- Task to complete -
From the entries below, count the lines with "title". Write only the count.

- Data supplied -
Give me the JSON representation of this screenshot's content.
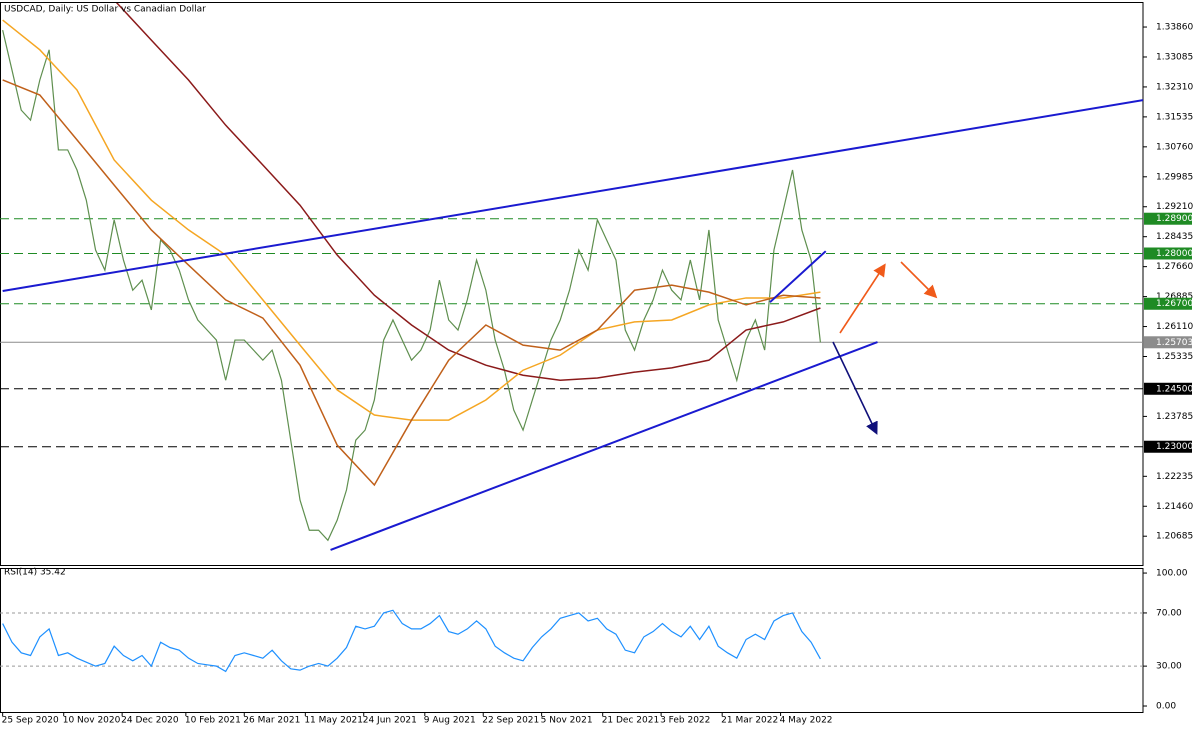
{
  "chart_data": [
    {
      "type": "line",
      "title": "USDCAD, Daily:  US Dollar vs Canadian Dollar",
      "x": [
        "2020-09-25",
        "2020-10-02",
        "2020-10-09",
        "2020-10-16",
        "2020-10-23",
        "2020-10-30",
        "2020-11-06",
        "2020-11-13",
        "2020-11-20",
        "2020-11-27",
        "2020-12-04",
        "2020-12-11",
        "2020-12-18",
        "2020-12-25",
        "2021-01-01",
        "2021-01-08",
        "2021-01-15",
        "2021-01-22",
        "2021-01-29",
        "2021-02-05",
        "2021-02-12",
        "2021-02-19",
        "2021-02-26",
        "2021-03-05",
        "2021-03-12",
        "2021-03-19",
        "2021-03-26",
        "2021-04-02",
        "2021-04-09",
        "2021-04-16",
        "2021-04-23",
        "2021-04-30",
        "2021-05-07",
        "2021-05-14",
        "2021-05-21",
        "2021-05-28",
        "2021-06-04",
        "2021-06-11",
        "2021-06-18",
        "2021-06-25",
        "2021-07-02",
        "2021-07-09",
        "2021-07-16",
        "2021-07-23",
        "2021-07-30",
        "2021-08-06",
        "2021-08-13",
        "2021-08-20",
        "2021-08-27",
        "2021-09-03",
        "2021-09-10",
        "2021-09-17",
        "2021-09-24",
        "2021-10-01",
        "2021-10-08",
        "2021-10-15",
        "2021-10-22",
        "2021-10-29",
        "2021-11-05",
        "2021-11-12",
        "2021-11-19",
        "2021-11-26",
        "2021-12-03",
        "2021-12-10",
        "2021-12-17",
        "2021-12-24",
        "2021-12-31",
        "2022-01-07",
        "2022-01-14",
        "2022-01-21",
        "2022-01-28",
        "2022-02-04",
        "2022-02-11",
        "2022-02-18",
        "2022-02-25",
        "2022-03-04",
        "2022-03-11",
        "2022-03-18",
        "2022-03-25",
        "2022-04-01",
        "2022-04-08",
        "2022-04-15",
        "2022-04-22",
        "2022-04-29",
        "2022-05-06",
        "2022-05-13",
        "2022-05-20",
        "2022-05-27",
        "2022-06-03"
      ],
      "xlim": [
        "2020-09-23",
        "2023-02-01"
      ],
      "xticks": [
        {
          "value": "2020-09-25",
          "label": "25 Sep 2020"
        },
        {
          "value": "2020-11-10",
          "label": "10 Nov 2020"
        },
        {
          "value": "2020-12-24",
          "label": "24 Dec 2020"
        },
        {
          "value": "2021-02-10",
          "label": "10 Feb 2021"
        },
        {
          "value": "2021-03-26",
          "label": "26 Mar 2021"
        },
        {
          "value": "2021-05-11",
          "label": "11 May 2021"
        },
        {
          "value": "2021-06-24",
          "label": "24 Jun 2021"
        },
        {
          "value": "2021-08-09",
          "label": "9 Aug 2021"
        },
        {
          "value": "2021-09-22",
          "label": "22 Sep 2021"
        },
        {
          "value": "2021-11-05",
          "label": "5 Nov 2021"
        },
        {
          "value": "2021-12-21",
          "label": "21 Dec 2021"
        },
        {
          "value": "2022-02-03",
          "label": "3 Feb 2022"
        },
        {
          "value": "2022-03-21",
          "label": "21 Mar 2022"
        },
        {
          "value": "2022-05-04",
          "label": "4 May 2022"
        }
      ],
      "ylim": [
        1.1994,
        1.3443
      ],
      "yticks": [
        {
          "value": 1.3386,
          "label": "1.33860"
        },
        {
          "value": 1.33085,
          "label": "1.33085"
        },
        {
          "value": 1.3231,
          "label": "1.32310"
        },
        {
          "value": 1.31535,
          "label": "1.31535"
        },
        {
          "value": 1.3076,
          "label": "1.30760"
        },
        {
          "value": 1.29985,
          "label": "1.29985"
        },
        {
          "value": 1.2921,
          "label": "1.29210"
        },
        {
          "value": 1.28435,
          "label": "1.28435"
        },
        {
          "value": 1.2766,
          "label": "1.27660"
        },
        {
          "value": 1.26885,
          "label": "1.26885"
        },
        {
          "value": 1.2611,
          "label": "1.26110"
        },
        {
          "value": 1.25335,
          "label": "1.25335"
        },
        {
          "value": 1.23785,
          "label": "1.23785"
        },
        {
          "value": 1.22235,
          "label": "1.22235"
        },
        {
          "value": 1.2146,
          "label": "1.21460"
        },
        {
          "value": 1.20685,
          "label": "1.20685"
        }
      ],
      "series": [
        {
          "color": "#5f8f4f",
          "values": [
            1.3378,
            1.3275,
            1.3171,
            1.3145,
            1.3249,
            1.3327,
            1.3068,
            1.3068,
            1.3016,
            1.2938,
            1.2809,
            1.2757,
            1.2887,
            1.2783,
            1.2705,
            1.2731,
            1.2654,
            1.2835,
            1.2809,
            1.2757,
            1.268,
            1.2628,
            1.2602,
            1.2576,
            1.2472,
            1.2576,
            1.2576,
            1.255,
            1.2524,
            1.255,
            1.2472,
            1.2317,
            1.2162,
            1.2084,
            1.2084,
            1.2058,
            1.211,
            1.2188,
            1.2317,
            1.2343,
            1.2421,
            1.2576,
            1.2628,
            1.2576,
            1.2524,
            1.255,
            1.2602,
            1.2731,
            1.2628,
            1.2602,
            1.268,
            1.2783,
            1.2705,
            1.2576,
            1.2498,
            1.2395,
            1.2343,
            1.2421,
            1.2498,
            1.2576,
            1.2628,
            1.2705,
            1.2809,
            1.2757,
            1.2887,
            1.2835,
            1.2783,
            1.2602,
            1.255,
            1.2628,
            1.268,
            1.2757,
            1.2705,
            1.268,
            1.2783,
            1.268,
            1.2861,
            1.2628,
            1.255,
            1.2472,
            1.2576,
            1.2628,
            1.255,
            1.2809,
            1.2912,
            1.3016,
            1.2861,
            1.2783,
            1.257
          ]
        },
        {
          "color": "#8b1a1a",
          "x": [
            "2020-09-25",
            "2020-10-23",
            "2020-11-20",
            "2020-12-18",
            "2021-01-15",
            "2021-02-12",
            "2021-03-12",
            "2021-04-09",
            "2021-05-07",
            "2021-06-04",
            "2021-07-02",
            "2021-07-30",
            "2021-08-27",
            "2021-09-24",
            "2021-10-22",
            "2021-11-19",
            "2021-12-17",
            "2022-01-14",
            "2022-02-11",
            "2022-03-11",
            "2022-04-08",
            "2022-05-06",
            "2022-06-03"
          ],
          "values": [
            null,
            null,
            null,
            1.3456,
            1.3352,
            1.3249,
            1.3132,
            1.3029,
            1.2925,
            1.2796,
            1.2692,
            1.2615,
            1.255,
            1.2511,
            1.2485,
            1.2472,
            1.2478,
            1.2493,
            1.2504,
            1.2524,
            1.2602,
            1.2623,
            1.2659
          ]
        },
        {
          "color": "#f5a623",
          "x": [
            "2020-09-25",
            "2020-10-23",
            "2020-11-20",
            "2020-12-18",
            "2021-01-15",
            "2021-02-12",
            "2021-03-12",
            "2021-04-09",
            "2021-05-07",
            "2021-06-04",
            "2021-07-02",
            "2021-07-30",
            "2021-08-27",
            "2021-09-24",
            "2021-10-22",
            "2021-11-19",
            "2021-12-17",
            "2022-01-14",
            "2022-02-11",
            "2022-03-11",
            "2022-04-08",
            "2022-05-06",
            "2022-06-03"
          ],
          "values": [
            1.3404,
            1.3327,
            1.3223,
            1.3042,
            1.2938,
            1.2861,
            1.2796,
            1.268,
            1.2563,
            1.2447,
            1.2382,
            1.2369,
            1.2369,
            1.2421,
            1.2498,
            1.2537,
            1.2602,
            1.2623,
            1.2628,
            1.2667,
            1.2685,
            1.2685,
            1.27
          ]
        },
        {
          "color": "#c0601a",
          "x": [
            "2020-09-25",
            "2020-10-23",
            "2020-11-20",
            "2020-12-18",
            "2021-01-15",
            "2021-02-12",
            "2021-03-12",
            "2021-04-09",
            "2021-05-07",
            "2021-06-04",
            "2021-07-02",
            "2021-07-30",
            "2021-08-27",
            "2021-09-24",
            "2021-10-22",
            "2021-11-19",
            "2021-12-17",
            "2022-01-14",
            "2022-02-11",
            "2022-03-11",
            "2022-04-08",
            "2022-05-06",
            "2022-06-03"
          ],
          "values": [
            1.3249,
            1.321,
            1.3094,
            1.2977,
            1.2861,
            1.277,
            1.268,
            1.2633,
            1.2511,
            1.2304,
            1.2201,
            1.2369,
            1.2524,
            1.2615,
            1.2563,
            1.255,
            1.2602,
            1.2705,
            1.2718,
            1.27,
            1.2667,
            1.2692,
            1.2685
          ]
        }
      ],
      "levels": [
        {
          "value": 1.289,
          "label": "1.28900",
          "color": "#1f8b24",
          "style": "dashed"
        },
        {
          "value": 1.28,
          "label": "1.28000",
          "color": "#1f8b24",
          "style": "dashed"
        },
        {
          "value": 1.267,
          "label": "1.26700",
          "color": "#1f8b24",
          "style": "dashed"
        },
        {
          "value": 1.25703,
          "label": "1.25703",
          "color": "#8c8c8c",
          "style": "solid"
        },
        {
          "value": 1.245,
          "label": "1.24500",
          "color": "#000000",
          "style": "dashed"
        },
        {
          "value": 1.23,
          "label": "1.23000",
          "color": "#000000",
          "style": "dashed"
        }
      ],
      "trendlines": [
        {
          "color": "#1a1ad0",
          "start": {
            "x": "2020-09-25",
            "y": 1.2703
          },
          "end": {
            "x": "2023-02-01",
            "y": 1.3197
          }
        },
        {
          "color": "#1a1ad0",
          "start": {
            "x": "2021-05-30",
            "y": 1.2033
          },
          "end": {
            "x": "2022-07-16",
            "y": 1.2571
          }
        },
        {
          "color": "#1a1ad0",
          "start": {
            "x": "2022-04-26",
            "y": 1.2674
          },
          "end": {
            "x": "2022-06-07",
            "y": 1.2806
          }
        }
      ]
    },
    {
      "type": "line",
      "title": "RSI(14) 35.42",
      "x": [
        "2020-09-25",
        "2020-10-02",
        "2020-10-09",
        "2020-10-16",
        "2020-10-23",
        "2020-10-30",
        "2020-11-06",
        "2020-11-13",
        "2020-11-20",
        "2020-11-27",
        "2020-12-04",
        "2020-12-11",
        "2020-12-18",
        "2020-12-25",
        "2021-01-01",
        "2021-01-08",
        "2021-01-15",
        "2021-01-22",
        "2021-01-29",
        "2021-02-05",
        "2021-02-12",
        "2021-02-19",
        "2021-02-26",
        "2021-03-05",
        "2021-03-12",
        "2021-03-19",
        "2021-03-26",
        "2021-04-02",
        "2021-04-09",
        "2021-04-16",
        "2021-04-23",
        "2021-04-30",
        "2021-05-07",
        "2021-05-14",
        "2021-05-21",
        "2021-05-28",
        "2021-06-04",
        "2021-06-11",
        "2021-06-18",
        "2021-06-25",
        "2021-07-02",
        "2021-07-09",
        "2021-07-16",
        "2021-07-23",
        "2021-07-30",
        "2021-08-06",
        "2021-08-13",
        "2021-08-20",
        "2021-08-27",
        "2021-09-03",
        "2021-09-10",
        "2021-09-17",
        "2021-09-24",
        "2021-10-01",
        "2021-10-08",
        "2021-10-15",
        "2021-10-22",
        "2021-10-29",
        "2021-11-05",
        "2021-11-12",
        "2021-11-19",
        "2021-11-26",
        "2021-12-03",
        "2021-12-10",
        "2021-12-17",
        "2021-12-24",
        "2021-12-31",
        "2022-01-07",
        "2022-01-14",
        "2022-01-21",
        "2022-01-28",
        "2022-02-04",
        "2022-02-11",
        "2022-02-18",
        "2022-02-25",
        "2022-03-04",
        "2022-03-11",
        "2022-03-18",
        "2022-03-25",
        "2022-04-01",
        "2022-04-08",
        "2022-04-15",
        "2022-04-22",
        "2022-04-29",
        "2022-05-06",
        "2022-05-13",
        "2022-05-20",
        "2022-05-27",
        "2022-06-03"
      ],
      "xlim": [
        "2020-09-23",
        "2023-02-01"
      ],
      "ylim": [
        -4.5,
        103.8
      ],
      "yticks": [
        {
          "value": 100,
          "label": "100.00"
        },
        {
          "value": 70,
          "label": "70.00"
        },
        {
          "value": 30,
          "label": "30.00"
        },
        {
          "value": 0,
          "label": "0.00"
        }
      ],
      "levels": [
        70,
        30
      ],
      "series": [
        {
          "color": "#1e90ff",
          "values": [
            62,
            48,
            40,
            38,
            52,
            58,
            38,
            40,
            36,
            33,
            30,
            32,
            45,
            38,
            34,
            38,
            30,
            48,
            44,
            42,
            36,
            32,
            31,
            30,
            26,
            38,
            40,
            38,
            36,
            42,
            34,
            28,
            27,
            30,
            32,
            30,
            36,
            44,
            60,
            58,
            60,
            70,
            72,
            62,
            58,
            58,
            62,
            68,
            56,
            54,
            58,
            64,
            58,
            45,
            40,
            36,
            34,
            44,
            52,
            58,
            66,
            68,
            70,
            64,
            66,
            58,
            54,
            42,
            40,
            52,
            56,
            62,
            56,
            52,
            60,
            50,
            60,
            45,
            40,
            36,
            50,
            54,
            50,
            64,
            68,
            70,
            56,
            48,
            35.42
          ]
        }
      ]
    }
  ]
}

- Complete output -
2